▶ _Getoonde tekst_
● ● ● ● ● ● ●
Uit de bijgevoegde brief van de Toekomst Bewindvoeringen B.V. van 16 mei 2019 blijkt dat geen minnelijk traject heeft plaatsgevonden. De toelichting luidt:
“De psychische belasting die de schulden van [verzoeker] en [verzoekster] bij beiden hebben veroorzaakt is namelijk zo ernstig dat het minnelijke schuldhulpverleningstraject voor hen geen optie is.
Zoals bekend, moet de aanvraag voor de toelating daartoe in Rotterdam, de woonplaats van [verzoeker] en [verzoekster] bij de Kredietbank Rotterdam ingediend worden. De behandeling ervan door die instantie kost echter bijzonder veel tijd, terwijl de klemmende schuldenproblematiek van [verzoeker] en [verzoekster] een voortvarende aanpak vergt.”
Deze verklaring is onvoldoende om te kunnen vaststellen dat een minnelijke regeling met alle schuldeisers niet tot de mogelijkheden behoort. Nog daargelaten dat niet is onderbouwd hoe lang het minnelijk traject bij de Kredietbank zou duren en waarom van verzoekers niet kan worden gevergd dit te doorlopen, geldt dat niet alleen de Kredietbank Rotterdam bevoegd is
om een buitengerechtelijke schuldregeling te starten. Ook de bewindvoerder is daartoe bijvoorbeeld bevoegd.
De rechtbank gunt verzoekers geen termijn als bedoeld in artikel 287, tweede lid, Faillissementswet om de ontbrekende gegevens te verstrekken aangezien een termijn van één maand niet toereikend is om een minnelijk traject af te wikkelen.
Verzoekers zullen op grond van het voorgaande niet-ontvankelijk worden verklaard in hun verzoek tot toepassing van de schuldsaneringsregeling.

3.De beslissing

De rechtbank:
- verklaart verzoekers niet-ontvankelijk in hun verzoek tot toepassing van de schuldsaneringsregeling.
Dit vonnis is gewezen door mr. A.M. van Kalmthout, rechter, en in aanwezigheid van de griffier in het openbaar uitgesproken op 27 mei 2019. [1]

Voetnoten

1.Tegen deze uitspraak kan degene aan wie de Faillissementswet dat recht toekent, gedurende acht dagen na de dag van deze uitspraak, hoger beroep instellen. Het hoger beroep kan uitsluitend door een advocaat worden ingesteld bij een verzoekschrift, in te dienen ter griffie van het gerechtshof dat van deze zaak kennis moet nemen.
● ● ● ● ● ● ●
▶ _Gegevensrijen_
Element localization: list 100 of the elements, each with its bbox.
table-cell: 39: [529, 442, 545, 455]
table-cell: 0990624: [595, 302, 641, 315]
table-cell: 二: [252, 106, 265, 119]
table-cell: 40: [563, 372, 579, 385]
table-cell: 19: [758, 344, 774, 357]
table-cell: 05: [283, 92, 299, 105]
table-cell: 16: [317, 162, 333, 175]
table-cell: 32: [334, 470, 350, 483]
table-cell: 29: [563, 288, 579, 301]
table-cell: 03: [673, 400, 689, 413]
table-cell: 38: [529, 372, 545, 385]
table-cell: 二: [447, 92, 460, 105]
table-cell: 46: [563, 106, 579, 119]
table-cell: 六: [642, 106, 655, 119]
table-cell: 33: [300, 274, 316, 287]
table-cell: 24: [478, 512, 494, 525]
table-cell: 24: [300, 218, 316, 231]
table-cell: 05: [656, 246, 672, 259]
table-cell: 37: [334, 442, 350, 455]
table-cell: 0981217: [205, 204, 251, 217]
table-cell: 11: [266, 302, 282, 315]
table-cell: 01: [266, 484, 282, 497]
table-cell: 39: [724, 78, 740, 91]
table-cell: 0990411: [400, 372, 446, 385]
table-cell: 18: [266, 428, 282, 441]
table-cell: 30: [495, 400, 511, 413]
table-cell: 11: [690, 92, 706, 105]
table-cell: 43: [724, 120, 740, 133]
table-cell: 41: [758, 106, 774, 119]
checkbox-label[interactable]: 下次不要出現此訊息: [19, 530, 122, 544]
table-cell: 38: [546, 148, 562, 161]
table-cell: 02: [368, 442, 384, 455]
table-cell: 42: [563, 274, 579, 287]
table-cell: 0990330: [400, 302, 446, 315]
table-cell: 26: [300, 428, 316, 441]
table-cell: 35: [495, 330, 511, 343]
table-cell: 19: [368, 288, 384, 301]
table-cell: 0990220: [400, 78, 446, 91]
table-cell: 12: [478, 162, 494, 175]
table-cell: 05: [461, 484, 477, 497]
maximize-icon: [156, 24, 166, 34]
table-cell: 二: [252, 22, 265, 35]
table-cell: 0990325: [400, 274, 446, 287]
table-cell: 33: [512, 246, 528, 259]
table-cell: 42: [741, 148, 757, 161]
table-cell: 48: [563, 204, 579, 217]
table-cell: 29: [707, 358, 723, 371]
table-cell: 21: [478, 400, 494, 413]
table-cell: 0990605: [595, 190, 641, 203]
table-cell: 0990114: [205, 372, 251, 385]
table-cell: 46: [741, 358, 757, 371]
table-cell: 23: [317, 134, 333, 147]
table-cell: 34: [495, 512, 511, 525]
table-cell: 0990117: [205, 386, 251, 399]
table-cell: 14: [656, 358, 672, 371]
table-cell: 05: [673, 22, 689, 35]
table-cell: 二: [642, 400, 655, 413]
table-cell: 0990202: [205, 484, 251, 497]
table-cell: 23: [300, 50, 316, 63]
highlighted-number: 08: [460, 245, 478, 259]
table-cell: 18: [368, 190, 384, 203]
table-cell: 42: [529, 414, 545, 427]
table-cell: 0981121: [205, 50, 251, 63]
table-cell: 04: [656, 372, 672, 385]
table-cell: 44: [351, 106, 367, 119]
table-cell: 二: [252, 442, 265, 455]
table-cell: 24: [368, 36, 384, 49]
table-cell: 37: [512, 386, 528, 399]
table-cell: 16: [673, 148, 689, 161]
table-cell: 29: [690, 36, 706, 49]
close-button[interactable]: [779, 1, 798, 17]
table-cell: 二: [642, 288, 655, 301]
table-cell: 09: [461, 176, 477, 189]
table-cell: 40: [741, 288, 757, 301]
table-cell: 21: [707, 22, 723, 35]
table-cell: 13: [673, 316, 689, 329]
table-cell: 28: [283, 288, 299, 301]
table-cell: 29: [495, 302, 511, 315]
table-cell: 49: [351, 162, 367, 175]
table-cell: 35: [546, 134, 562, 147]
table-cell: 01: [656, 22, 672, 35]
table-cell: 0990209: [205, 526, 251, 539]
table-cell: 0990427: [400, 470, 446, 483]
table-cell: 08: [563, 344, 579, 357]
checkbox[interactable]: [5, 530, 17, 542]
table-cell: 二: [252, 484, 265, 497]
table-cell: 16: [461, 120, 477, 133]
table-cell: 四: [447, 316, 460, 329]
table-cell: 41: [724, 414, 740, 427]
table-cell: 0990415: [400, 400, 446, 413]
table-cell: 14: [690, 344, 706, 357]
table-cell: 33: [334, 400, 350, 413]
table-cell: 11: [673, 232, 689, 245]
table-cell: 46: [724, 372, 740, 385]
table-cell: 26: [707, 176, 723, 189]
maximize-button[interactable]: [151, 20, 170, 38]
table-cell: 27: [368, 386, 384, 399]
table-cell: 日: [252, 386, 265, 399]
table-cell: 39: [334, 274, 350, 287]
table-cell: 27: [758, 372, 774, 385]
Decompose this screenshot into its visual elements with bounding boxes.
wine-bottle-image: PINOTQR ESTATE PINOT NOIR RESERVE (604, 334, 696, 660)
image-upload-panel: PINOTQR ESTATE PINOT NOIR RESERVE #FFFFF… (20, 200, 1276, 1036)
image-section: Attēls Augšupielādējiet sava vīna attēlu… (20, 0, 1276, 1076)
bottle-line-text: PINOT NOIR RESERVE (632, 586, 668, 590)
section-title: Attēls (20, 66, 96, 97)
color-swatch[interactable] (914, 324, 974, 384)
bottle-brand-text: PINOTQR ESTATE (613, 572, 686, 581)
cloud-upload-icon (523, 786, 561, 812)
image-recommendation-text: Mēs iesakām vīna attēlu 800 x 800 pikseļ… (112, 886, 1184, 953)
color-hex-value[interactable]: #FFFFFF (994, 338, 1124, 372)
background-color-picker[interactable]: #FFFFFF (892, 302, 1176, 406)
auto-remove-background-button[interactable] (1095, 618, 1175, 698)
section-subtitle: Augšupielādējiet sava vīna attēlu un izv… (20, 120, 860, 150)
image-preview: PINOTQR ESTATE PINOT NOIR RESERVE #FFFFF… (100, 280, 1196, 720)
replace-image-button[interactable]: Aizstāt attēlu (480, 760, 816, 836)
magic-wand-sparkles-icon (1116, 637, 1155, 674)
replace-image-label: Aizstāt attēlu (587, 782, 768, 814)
● ● ● ● ● ● ●
▶ _Opdracht_
Schrijf het stuk van het vonnis over de schuldsaneringsregeling van "1.Tegen deze uitspraak" tot en met "kennis moet nemen." letterlijk over.

▶ _Antwoord_
1.Tegen deze uitspraak kan degene aan wie de Faillissementswet dat recht toekent, gedurende acht dagen na de dag van deze uitspraak, hoger beroep instellen. Het hoger beroep kan uitsluitend door een advocaat worden ingesteld bij een verzoekschrift, in te dienen ter griffie van het gerechtshof dat van deze zaak kennis moet nemen.